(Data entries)
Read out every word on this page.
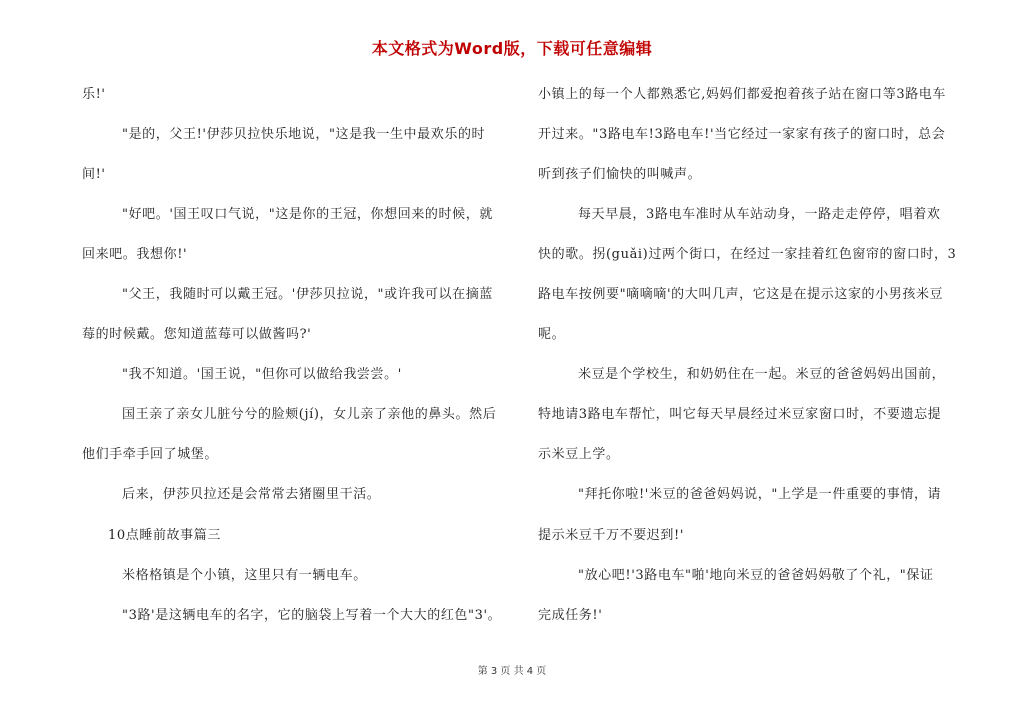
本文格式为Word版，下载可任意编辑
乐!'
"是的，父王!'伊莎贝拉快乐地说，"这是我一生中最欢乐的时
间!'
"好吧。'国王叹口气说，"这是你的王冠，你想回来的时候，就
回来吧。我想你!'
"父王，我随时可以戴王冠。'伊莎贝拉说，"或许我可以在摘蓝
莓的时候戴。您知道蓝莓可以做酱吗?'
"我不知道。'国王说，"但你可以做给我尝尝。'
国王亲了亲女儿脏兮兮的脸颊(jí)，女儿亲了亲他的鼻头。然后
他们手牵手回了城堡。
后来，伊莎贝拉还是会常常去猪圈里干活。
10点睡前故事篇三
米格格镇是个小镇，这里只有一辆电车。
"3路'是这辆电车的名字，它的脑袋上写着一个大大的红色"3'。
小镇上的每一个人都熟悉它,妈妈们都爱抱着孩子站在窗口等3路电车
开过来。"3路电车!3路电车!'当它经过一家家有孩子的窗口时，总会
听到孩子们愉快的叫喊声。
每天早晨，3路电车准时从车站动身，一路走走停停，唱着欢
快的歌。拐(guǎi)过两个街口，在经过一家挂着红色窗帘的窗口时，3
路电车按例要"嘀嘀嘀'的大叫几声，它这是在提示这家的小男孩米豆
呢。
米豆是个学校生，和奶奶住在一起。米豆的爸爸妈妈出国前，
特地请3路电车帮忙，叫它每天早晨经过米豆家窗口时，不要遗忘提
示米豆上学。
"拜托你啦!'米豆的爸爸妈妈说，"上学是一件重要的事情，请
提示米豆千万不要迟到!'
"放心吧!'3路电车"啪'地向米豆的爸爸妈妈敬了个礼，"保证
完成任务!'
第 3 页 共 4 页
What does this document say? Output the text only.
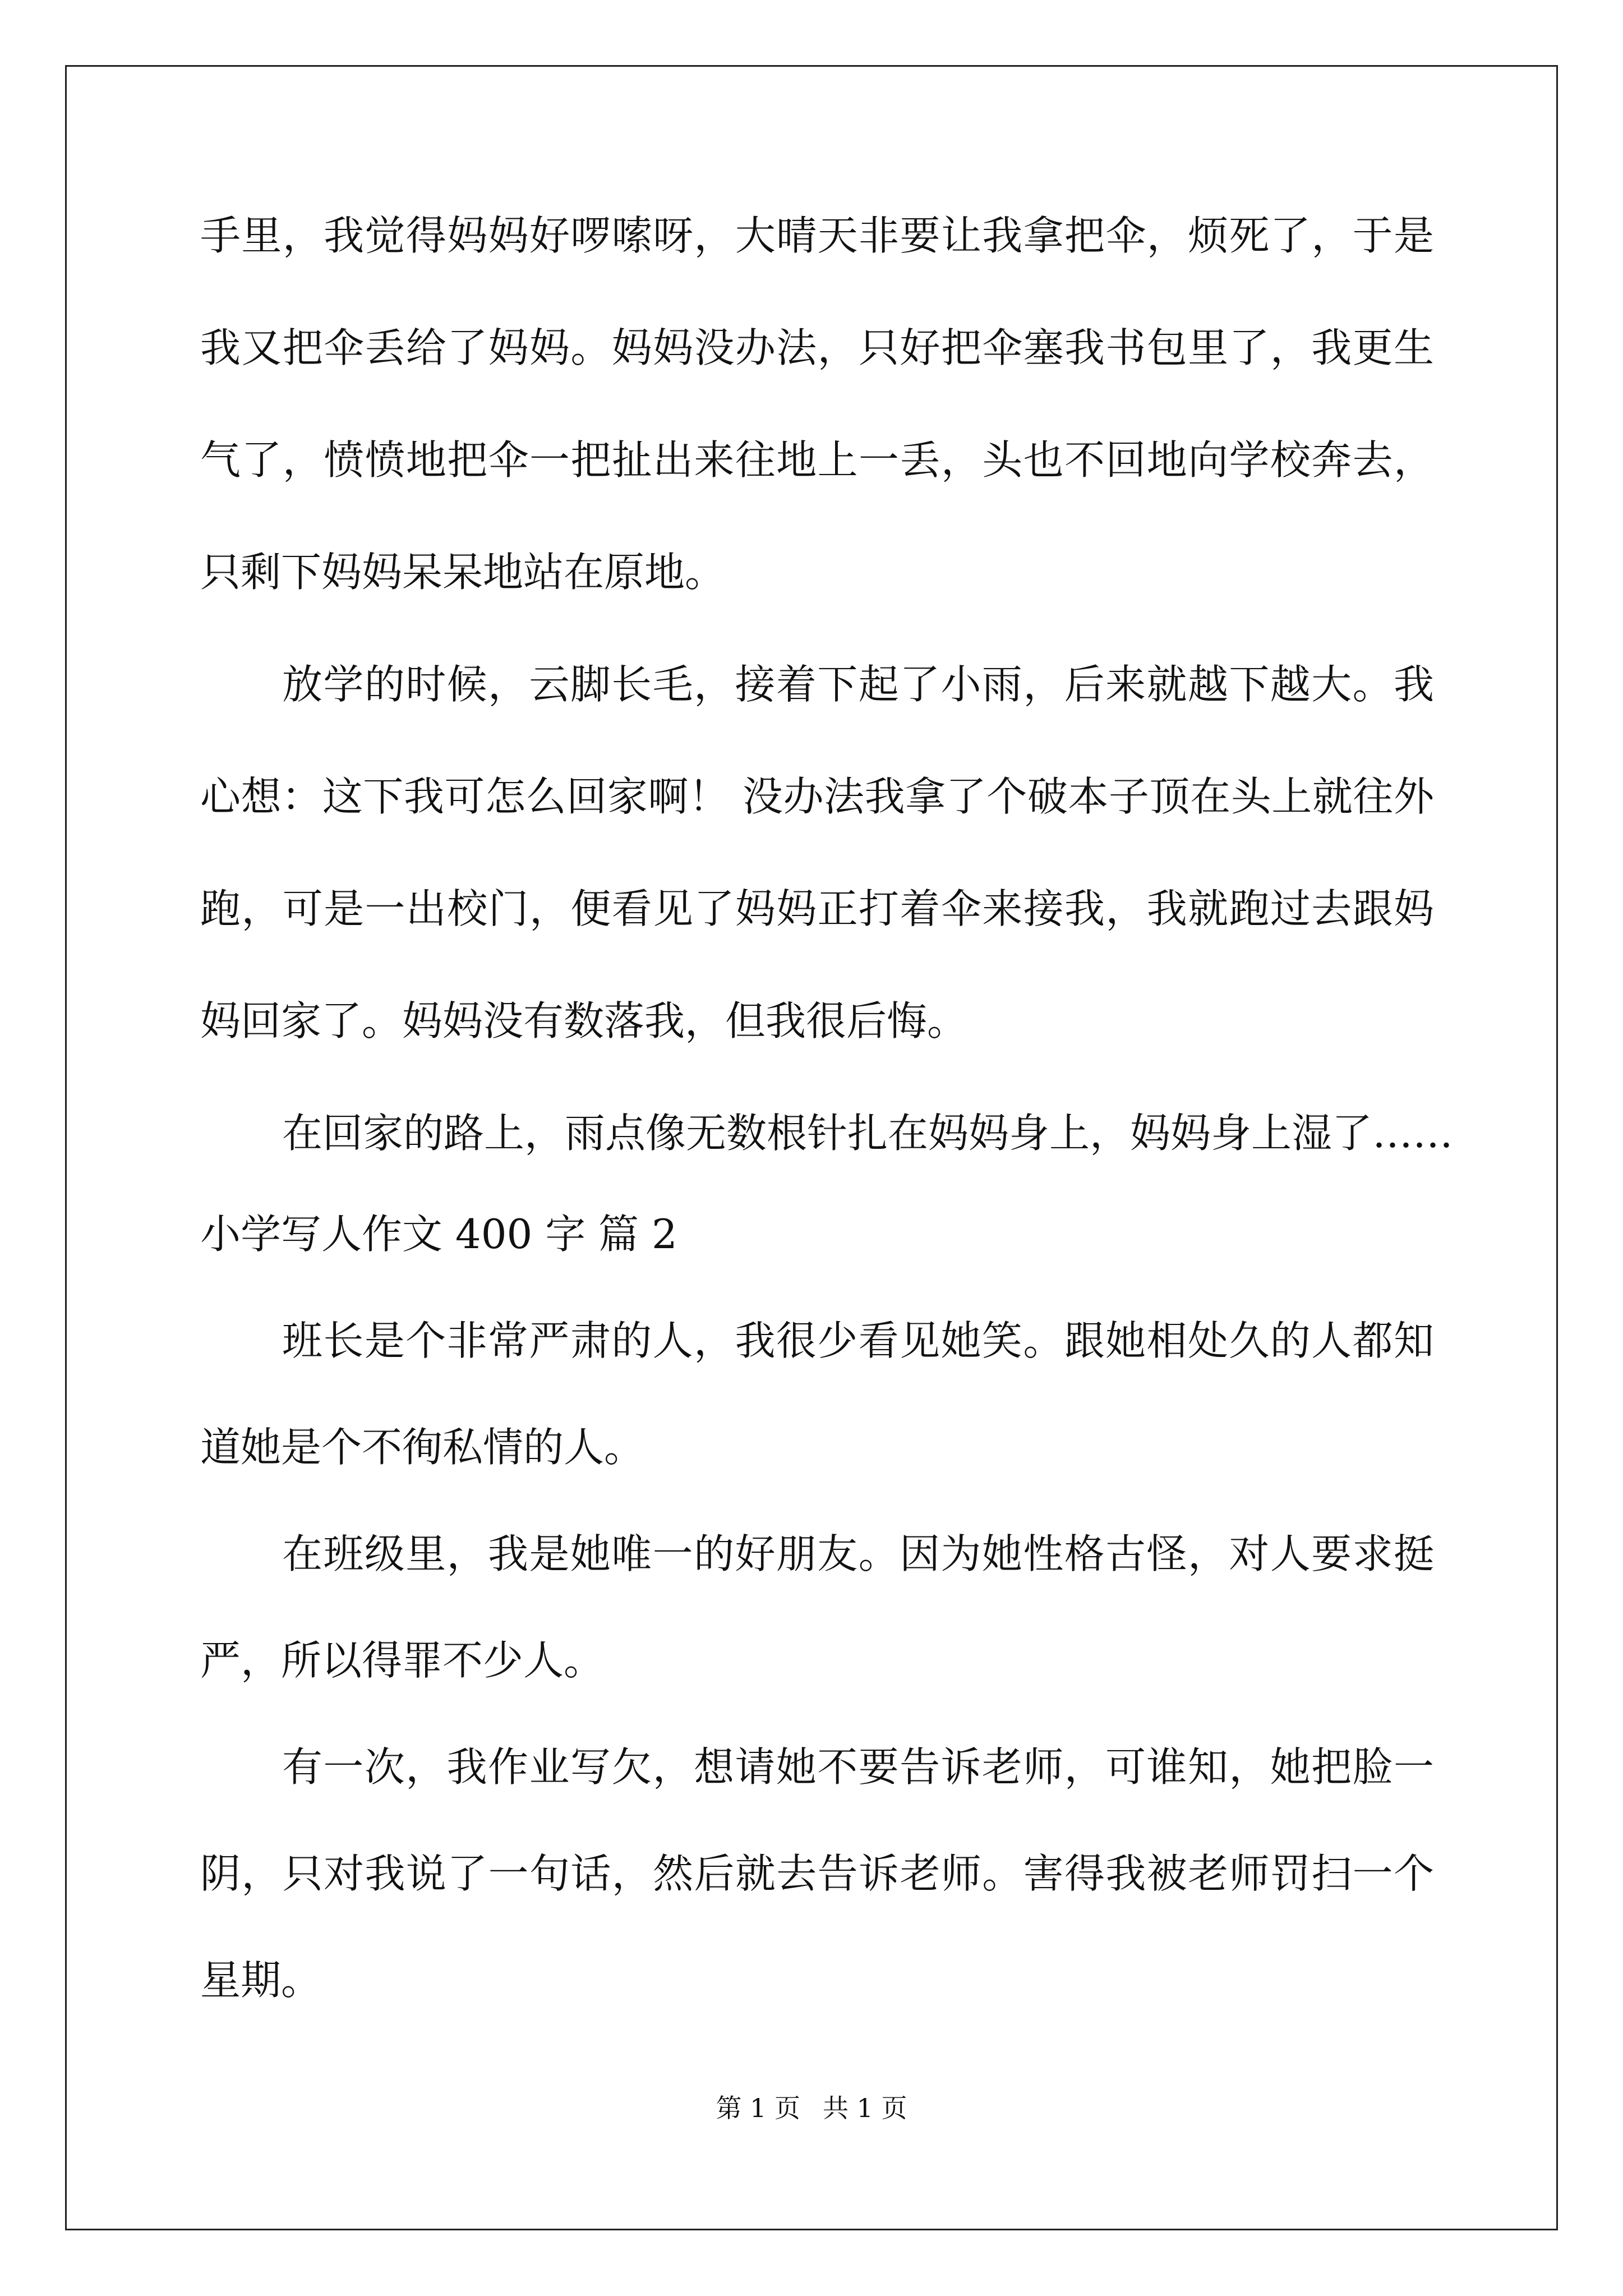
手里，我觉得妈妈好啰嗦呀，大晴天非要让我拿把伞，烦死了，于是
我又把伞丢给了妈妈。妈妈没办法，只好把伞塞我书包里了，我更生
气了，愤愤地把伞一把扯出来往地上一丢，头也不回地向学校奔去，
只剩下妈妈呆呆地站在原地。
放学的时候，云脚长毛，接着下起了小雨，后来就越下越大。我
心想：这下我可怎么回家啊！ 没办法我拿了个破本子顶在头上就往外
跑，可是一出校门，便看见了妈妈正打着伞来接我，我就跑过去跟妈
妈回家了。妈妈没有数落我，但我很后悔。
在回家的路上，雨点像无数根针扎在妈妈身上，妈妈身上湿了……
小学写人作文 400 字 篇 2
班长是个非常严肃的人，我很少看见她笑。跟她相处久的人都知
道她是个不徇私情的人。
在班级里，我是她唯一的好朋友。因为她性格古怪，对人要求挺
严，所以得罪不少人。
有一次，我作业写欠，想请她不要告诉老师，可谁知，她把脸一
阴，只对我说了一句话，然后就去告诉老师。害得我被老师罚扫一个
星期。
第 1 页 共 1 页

:: Short task ::
All of the records above must be copied exactly, except for the pictures.

:: Response ::
Read out every word on this page.
本文格式为Word版，下载可任意编辑
乐!'
"是的，父王!'伊莎贝拉快乐地说，"这是我一生中最欢乐的时
间!'
"好吧。'国王叹口气说，"这是你的王冠，你想回来的时候，就
回来吧。我想你!'
"父王，我随时可以戴王冠。'伊莎贝拉说，"或许我可以在摘蓝
莓的时候戴。您知道蓝莓可以做酱吗?'
"我不知道。'国王说，"但你可以做给我尝尝。'
国王亲了亲女儿脏兮兮的脸颊(jí)，女儿亲了亲他的鼻头。然后
他们手牵手回了城堡。
后来，伊莎贝拉还是会常常去猪圈里干活。
10点睡前故事篇三
米格格镇是个小镇，这里只有一辆电车。
"3路'是这辆电车的名字，它的脑袋上写着一个大大的红色"3'。
小镇上的每一个人都熟悉它,妈妈们都爱抱着孩子站在窗口等3路电车
开过来。"3路电车!3路电车!'当它经过一家家有孩子的窗口时，总会
听到孩子们愉快的叫喊声。
每天早晨，3路电车准时从车站动身，一路走走停停，唱着欢
快的歌。拐(guǎi)过两个街口，在经过一家挂着红色窗帘的窗口时，3
路电车按例要"嘀嘀嘀'的大叫几声，它这是在提示这家的小男孩米豆
呢。
米豆是个学校生，和奶奶住在一起。米豆的爸爸妈妈出国前，
特地请3路电车帮忙，叫它每天早晨经过米豆家窗口时，不要遗忘提
示米豆上学。
"拜托你啦!'米豆的爸爸妈妈说，"上学是一件重要的事情，请
提示米豆千万不要迟到!'
"放心吧!'3路电车"啪'地向米豆的爸爸妈妈敬了个礼，"保证
完成任务!'
第 3 页 共 4 页
What does this document say? Output the text only.
手里，我觉得妈妈好啰嗦呀，大晴天非要让我拿把伞，烦死了，于是
我又把伞丢给了妈妈。妈妈没办法，只好把伞塞我书包里了，我更生
气了，愤愤地把伞一把扯出来往地上一丢，头也不回地向学校奔去，
只剩下妈妈呆呆地站在原地。
放学的时候，云脚长毛，接着下起了小雨，后来就越下越大。我
心想：这下我可怎么回家啊！ 没办法我拿了个破本子顶在头上就往外
跑，可是一出校门，便看见了妈妈正打着伞来接我，我就跑过去跟妈
妈回家了。妈妈没有数落我，但我很后悔。
在回家的路上，雨点像无数根针扎在妈妈身上，妈妈身上湿了……
小学写人作文 400 字 篇 2
班长是个非常严肃的人，我很少看见她笑。跟她相处久的人都知
道她是个不徇私情的人。
在班级里，我是她唯一的好朋友。因为她性格古怪，对人要求挺
严，所以得罪不少人。
有一次，我作业写欠，想请她不要告诉老师，可谁知，她把脸一
阴，只对我说了一句话，然后就去告诉老师。害得我被老师罚扫一个
星期。
第 1 页 共 1 页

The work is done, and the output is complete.